Can you transcribe the data exactly? Leave the pictures out.

[Figure record extracts]
-- -- --
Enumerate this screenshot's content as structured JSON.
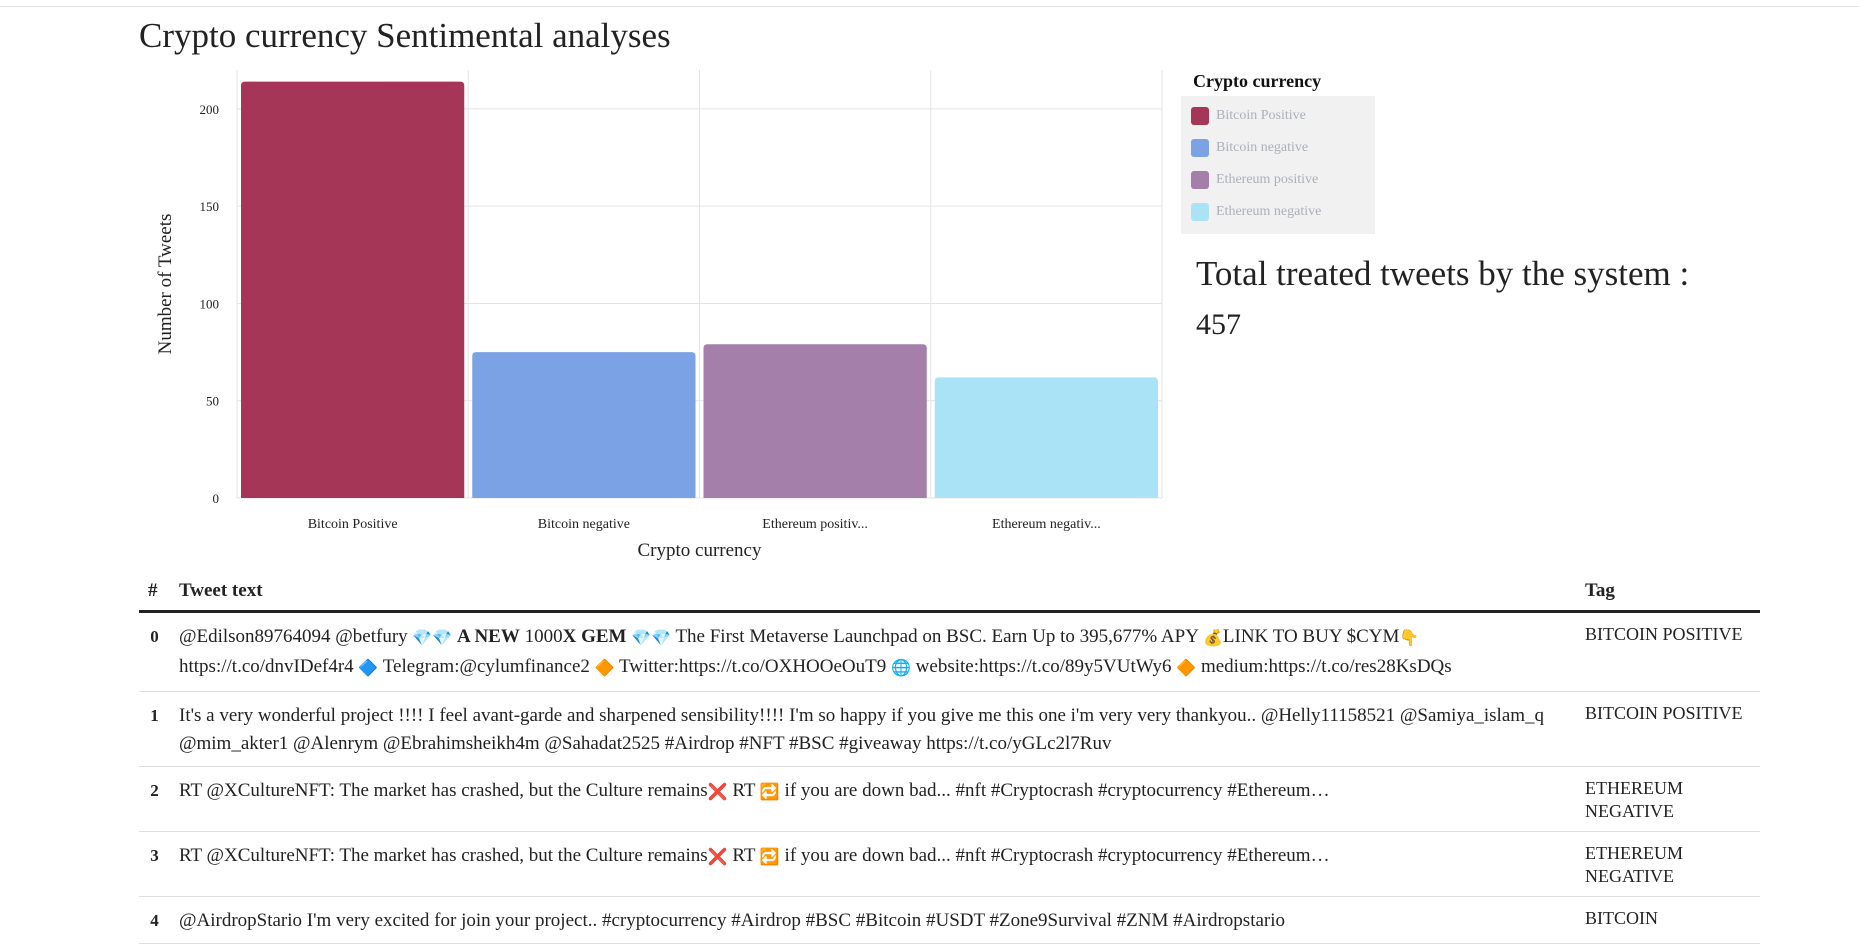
{
  "page": {
    "title": "Crypto currency Sentimental analyses",
    "total_label": "Total treated tweets by the system :",
    "total_value": "457"
  },
  "chart_data": {
    "type": "bar",
    "categories": [
      "Bitcoin Positive",
      "Bitcoin negative",
      "Ethereum positive",
      "Ethereum negative"
    ],
    "tick_labels": [
      "Bitcoin Positive",
      "Bitcoin negative",
      "Ethereum positiv...",
      "Ethereum negativ..."
    ],
    "values": [
      214,
      75,
      79,
      62
    ],
    "colors": [
      "#a53658",
      "#7ba2e4",
      "#a47faa",
      "#abe3f6"
    ],
    "xlabel": "Crypto currency",
    "ylabel": "Number of Tweets",
    "ylim": [
      0,
      220
    ],
    "yticks": [
      0,
      50,
      100,
      150,
      200
    ],
    "grid": true,
    "legend": {
      "title": "Crypto currency",
      "placement": "right",
      "items": [
        "Bitcoin Positive",
        "Bitcoin negative",
        "Ethereum positive",
        "Ethereum negative"
      ]
    }
  },
  "table": {
    "headers": [
      "#",
      "Tweet text",
      "Tag"
    ],
    "rows": [
      {
        "index": "0",
        "parts": [
          {
            "t": "@Edilson89764094 @betfury "
          },
          {
            "e": "💎💎",
            "icon": "diamond-emoji-icon"
          },
          {
            "t": " "
          },
          {
            "t": "A NEW",
            "b": true
          },
          {
            "t": " 1000"
          },
          {
            "t": "X GEM",
            "b": true
          },
          {
            "t": " "
          },
          {
            "e": "💎💎",
            "icon": "diamond-emoji-icon"
          },
          {
            "t": " The First Metaverse Launchpad on BSC. Earn Up to 395,677% APY "
          },
          {
            "e": "💰",
            "icon": "money-bag-emoji-icon"
          },
          {
            "t": "LINK TO BUY $CYM"
          },
          {
            "e": "👇",
            "icon": "pointing-down-emoji-icon"
          },
          {
            "t": " https://t.co/dnvIDef4r4 "
          },
          {
            "e": "🔷",
            "icon": "blue-diamond-emoji-icon"
          },
          {
            "t": " Telegram:@cylumfinance2 "
          },
          {
            "e": "🔶",
            "icon": "orange-diamond-emoji-icon"
          },
          {
            "t": " Twitter:https://t.co/OXHOOeOuT9 "
          },
          {
            "e": "🌐",
            "icon": "globe-emoji-icon"
          },
          {
            "t": " website:https://t.co/89y5VUtWy6 "
          },
          {
            "e": "🔶",
            "icon": "orange-diamond-emoji-icon"
          },
          {
            "t": " medium:https://t.co/res28KsDQs"
          }
        ],
        "tag": "BITCOIN POSITIVE"
      },
      {
        "index": "1",
        "parts": [
          {
            "t": "It's a very wonderful project !!!! I feel avant-garde and sharpened sensibility!!!! I'm so happy if you give me this one i'm very very thankyou.. @Helly11158521 @Samiya_islam_q @mim_akter1 @Alenrym @Ebrahimsheikh4m @Sahadat2525 #Airdrop #NFT #BSC #giveaway https://t.co/yGLc2l7Ruv"
          }
        ],
        "tag": "BITCOIN POSITIVE"
      },
      {
        "index": "2",
        "parts": [
          {
            "t": "RT @XCultureNFT: The market has crashed, but the Culture remains"
          },
          {
            "e": "❌",
            "icon": "cross-mark-emoji-icon"
          },
          {
            "t": " RT "
          },
          {
            "e": "🔁",
            "icon": "repeat-emoji-icon"
          },
          {
            "t": " if you are down bad... #nft #Cryptocrash #cryptocurrency #Ethereum…"
          }
        ],
        "tag": "ETHEREUM NEGATIVE"
      },
      {
        "index": "3",
        "parts": [
          {
            "t": "RT @XCultureNFT: The market has crashed, but the Culture remains"
          },
          {
            "e": "❌",
            "icon": "cross-mark-emoji-icon"
          },
          {
            "t": " RT "
          },
          {
            "e": "🔁",
            "icon": "repeat-emoji-icon"
          },
          {
            "t": " if you are down bad... #nft #Cryptocrash #cryptocurrency #Ethereum…"
          }
        ],
        "tag": "ETHEREUM NEGATIVE"
      },
      {
        "index": "4",
        "parts": [
          {
            "t": "@AirdropStario I'm very excited for join your project.. #cryptocurrency #Airdrop #BSC #Bitcoin #USDT #Zone9Survival #ZNM #Airdropstario"
          }
        ],
        "tag": "BITCOIN"
      }
    ]
  }
}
-- -- --
Answer for this exercise
Enumerate this screenshot's content as structured JSON.
{
  "page": {
    "title": "Crypto currency Sentimental analyses",
    "total_label": "Total treated tweets by the system :",
    "total_value": "457"
  },
  "chart_data": {
    "type": "bar",
    "categories": [
      "Bitcoin Positive",
      "Bitcoin negative",
      "Ethereum positive",
      "Ethereum negative"
    ],
    "tick_labels": [
      "Bitcoin Positive",
      "Bitcoin negative",
      "Ethereum positiv...",
      "Ethereum negativ..."
    ],
    "values": [
      214,
      75,
      79,
      62
    ],
    "colors": [
      "#a53658",
      "#7ba2e4",
      "#a47faa",
      "#abe3f6"
    ],
    "xlabel": "Crypto currency",
    "ylabel": "Number of Tweets",
    "ylim": [
      0,
      220
    ],
    "yticks": [
      0,
      50,
      100,
      150,
      200
    ],
    "grid": true,
    "legend": {
      "title": "Crypto currency",
      "placement": "right",
      "items": [
        "Bitcoin Positive",
        "Bitcoin negative",
        "Ethereum positive",
        "Ethereum negative"
      ]
    }
  },
  "table": {
    "headers": [
      "#",
      "Tweet text",
      "Tag"
    ],
    "rows": [
      {
        "index": "0",
        "parts": [
          {
            "t": "@Edilson89764094 @betfury "
          },
          {
            "e": "💎💎",
            "icon": "diamond-emoji-icon"
          },
          {
            "t": " "
          },
          {
            "t": "A NEW",
            "b": true
          },
          {
            "t": " 1000"
          },
          {
            "t": "X GEM",
            "b": true
          },
          {
            "t": " "
          },
          {
            "e": "💎💎",
            "icon": "diamond-emoji-icon"
          },
          {
            "t": " The First Metaverse Launchpad on BSC. Earn Up to 395,677% APY "
          },
          {
            "e": "💰",
            "icon": "money-bag-emoji-icon"
          },
          {
            "t": "LINK TO BUY $CYM"
          },
          {
            "e": "👇",
            "icon": "pointing-down-emoji-icon"
          },
          {
            "t": " https://t.co/dnvIDef4r4 "
          },
          {
            "e": "🔷",
            "icon": "blue-diamond-emoji-icon"
          },
          {
            "t": " Telegram:@cylumfinance2 "
          },
          {
            "e": "🔶",
            "icon": "orange-diamond-emoji-icon"
          },
          {
            "t": " Twitter:https://t.co/OXHOOeOuT9 "
          },
          {
            "e": "🌐",
            "icon": "globe-emoji-icon"
          },
          {
            "t": " website:https://t.co/89y5VUtWy6 "
          },
          {
            "e": "🔶",
            "icon": "orange-diamond-emoji-icon"
          },
          {
            "t": " medium:https://t.co/res28KsDQs"
          }
        ],
        "tag": "BITCOIN POSITIVE"
      },
      {
        "index": "1",
        "parts": [
          {
            "t": "It's a very wonderful project !!!! I feel avant-garde and sharpened sensibility!!!! I'm so happy if you give me this one i'm very very thankyou.. @Helly11158521 @Samiya_islam_q @mim_akter1 @Alenrym @Ebrahimsheikh4m @Sahadat2525 #Airdrop #NFT #BSC #giveaway https://t.co/yGLc2l7Ruv"
          }
        ],
        "tag": "BITCOIN POSITIVE"
      },
      {
        "index": "2",
        "parts": [
          {
            "t": "RT @XCultureNFT: The market has crashed, but the Culture remains"
          },
          {
            "e": "❌",
            "icon": "cross-mark-emoji-icon"
          },
          {
            "t": " RT "
          },
          {
            "e": "🔁",
            "icon": "repeat-emoji-icon"
          },
          {
            "t": " if you are down bad... #nft #Cryptocrash #cryptocurrency #Ethereum…"
          }
        ],
        "tag": "ETHEREUM NEGATIVE"
      },
      {
        "index": "3",
        "parts": [
          {
            "t": "RT @XCultureNFT: The market has crashed, but the Culture remains"
          },
          {
            "e": "❌",
            "icon": "cross-mark-emoji-icon"
          },
          {
            "t": " RT "
          },
          {
            "e": "🔁",
            "icon": "repeat-emoji-icon"
          },
          {
            "t": " if you are down bad... #nft #Cryptocrash #cryptocurrency #Ethereum…"
          }
        ],
        "tag": "ETHEREUM NEGATIVE"
      },
      {
        "index": "4",
        "parts": [
          {
            "t": "@AirdropStario I'm very excited for join your project.. #cryptocurrency #Airdrop #BSC #Bitcoin #USDT #Zone9Survival #ZNM #Airdropstario"
          }
        ],
        "tag": "BITCOIN"
      }
    ]
  }
}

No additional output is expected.